■ **Problem**
Leave out the pictures and copy everything else below exactly.

A block of data
^^^^^^^^^^^^^^^^
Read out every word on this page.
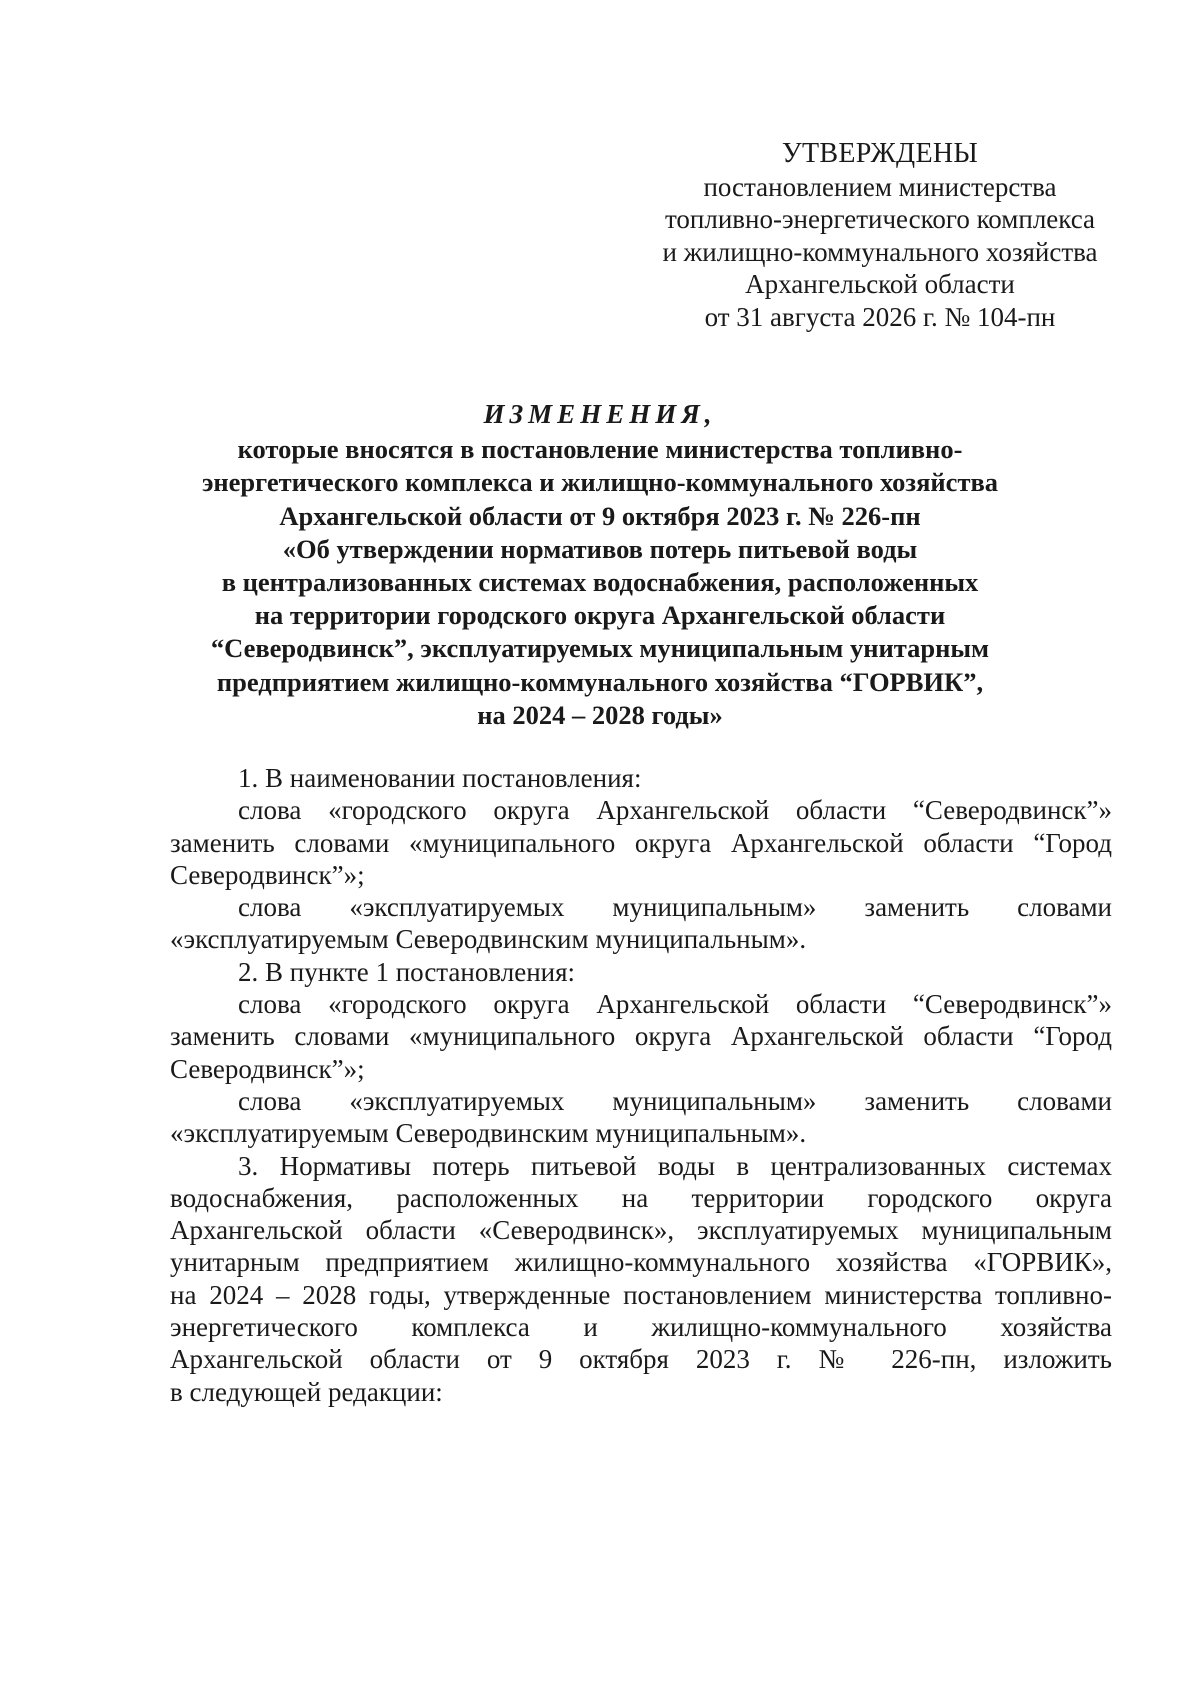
УТВЕРЖДЕНЫ
постановлением министерства
топливно-энергетического комплекса
и жилищно-коммунального хозяйства
Архангельской области
от 31 августа 2026 г. № 104-пн
ИЗМЕНЕНИЯ,
которые вносятся в постановление министерства топливно-
энергетического комплекса и жилищно-коммунального хозяйства
Архангельской области от 9 октября 2023 г. № 226-пн
«Об утверждении нормативов потерь питьевой воды
в централизованных системах водоснабжения, расположенных
на территории городского округа Архангельской области
“Северодвинск”, эксплуатируемых муниципальным унитарным
предприятием жилищно-коммунального хозяйства “ГОРВИК”,
на 2024 – 2028 годы»
1. В наименовании постановления:
слова «городского округа Архангельской области “Северодвинск”»
заменить словами «муниципального округа Архангельской области “Город
Северодвинск”»;
слова «эксплуатируемых муниципальным» заменить словами
«эксплуатируемым Северодвинским муниципальным».
2. В пункте 1 постановления:
слова «городского округа Архангельской области “Северодвинск”»
заменить словами «муниципального округа Архангельской области “Город
Северодвинск”»;
слова «эксплуатируемых муниципальным» заменить словами
«эксплуатируемым Северодвинским муниципальным».
3. Нормативы потерь питьевой воды в централизованных системах
водоснабжения, расположенных на территории городского округа
Архангельской области «Северодвинск», эксплуатируемых муниципальным
унитарным предприятием жилищно-коммунального хозяйства «ГОРВИК»,
на 2024 – 2028 годы, утвержденные постановлением министерства топливно-
энергетического комплекса и жилищно-коммунального хозяйства
Архангельской области от 9 октября 2023 г. № 226-пн, изложить
в следующей редакции:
^^^^^^^^^^^^^^^^
■ **Response to this exercise**
Read out every word on this page.
УТВЕРЖДЕНЫ
постановлением министерства
топливно-энергетического комплекса
и жилищно-коммунального хозяйства
Архангельской области
от 31 августа 2026 г. № 104-пн
ИЗМЕНЕНИЯ,
которые вносятся в постановление министерства топливно-
энергетического комплекса и жилищно-коммунального хозяйства
Архангельской области от 9 октября 2023 г. № 226-пн
«Об утверждении нормативов потерь питьевой воды
в централизованных системах водоснабжения, расположенных
на территории городского округа Архангельской области
“Северодвинск”, эксплуатируемых муниципальным унитарным
предприятием жилищно-коммунального хозяйства “ГОРВИК”,
на 2024 – 2028 годы»
1. В наименовании постановления:
слова «городского округа Архангельской области “Северодвинск”»
заменить словами «муниципального округа Архангельской области “Город
Северодвинск”»;
слова «эксплуатируемых муниципальным» заменить словами
«эксплуатируемым Северодвинским муниципальным».
2. В пункте 1 постановления:
слова «городского округа Архангельской области “Северодвинск”»
заменить словами «муниципального округа Архангельской области “Город
Северодвинск”»;
слова «эксплуатируемых муниципальным» заменить словами
«эксплуатируемым Северодвинским муниципальным».
3. Нормативы потерь питьевой воды в централизованных системах
водоснабжения, расположенных на территории городского округа
Архангельской области «Северодвинск», эксплуатируемых муниципальным
унитарным предприятием жилищно-коммунального хозяйства «ГОРВИК»,
на 2024 – 2028 годы, утвержденные постановлением министерства топливно-
энергетического комплекса и жилищно-коммунального хозяйства
Архангельской области от 9 октября 2023 г. № 226-пн, изложить
в следующей редакции:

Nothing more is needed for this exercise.